[Entries from a dataset]

-*-

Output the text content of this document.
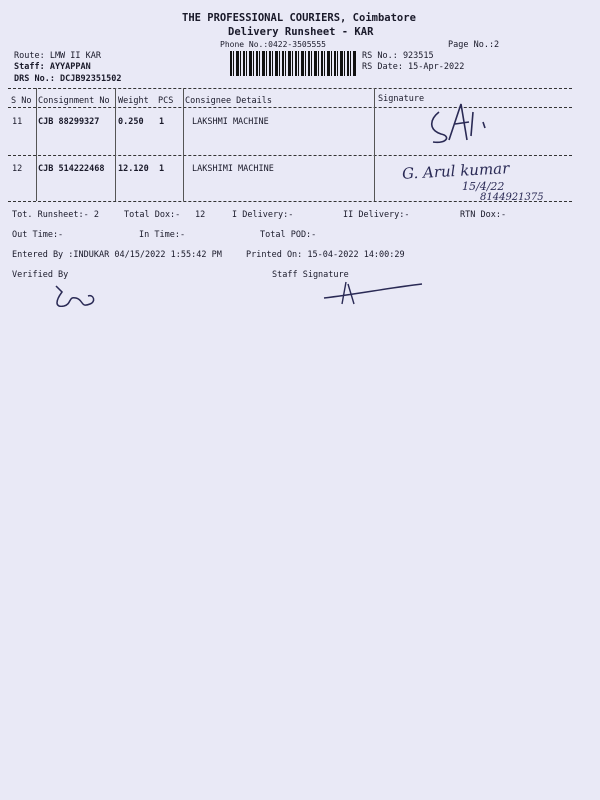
THE PROFESSIONAL COURIERS, Coimbatore
Delivery Runsheet - KAR
Phone No.:0422-3505555	Page No.:2
Route: LMW II KAR
Staff: AYYAPPAN
DRS No.: DCJB92351502
RS No.: 923515
RS Date: 15-Apr-2022
S No Consignment No Weight PCS Consignee Details	Signature
11 CJB 88299327 0.250 1	LAKSHMI MACHINE
12 CJB 514222468 12.120 1	LAKSHIMI MACHINE	G. Arul kumar
15/4/22
8144921375
Tot. Runsheet:- 2	Total Dox:- 12	I Delivery:-	II Delivery:-	RTN Dox:-
Out Time:-	In Time:-	Total POD:-
Entered By :INDUKAR 04/15/2022 1:55:42 PM	Printed On: 15-04-2022 14:00:29
Verified By	Staff Signature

-*-

- **WORK TO DO**
Reproduce all the entries that precede this task, word for word, minus any pictures.

- **THE OUTPUT**
Output the text content of this document.
THE PROFESSIONAL COURIERS, Coimbatore
Delivery Runsheet - KAR
Phone No.:0422-3505555	Page No.:2
Route: LMW II KAR
Staff: AYYAPPAN
DRS No.: DCJB92351502
RS No.: 923515
RS Date: 15-Apr-2022
S No Consignment No Weight PCS Consignee Details	Signature
11 CJB 88299327 0.250 1	LAKSHMI MACHINE
12 CJB 514222468 12.120 1	LAKSHIMI MACHINE	G. Arul kumar
15/4/22
8144921375
Tot. Runsheet:- 2	Total Dox:- 12	I Delivery:-	II Delivery:-	RTN Dox:-
Out Time:-	In Time:-	Total POD:-
Entered By :INDUKAR 04/15/2022 1:55:42 PM	Printed On: 15-04-2022 14:00:29
Verified By	Staff Signature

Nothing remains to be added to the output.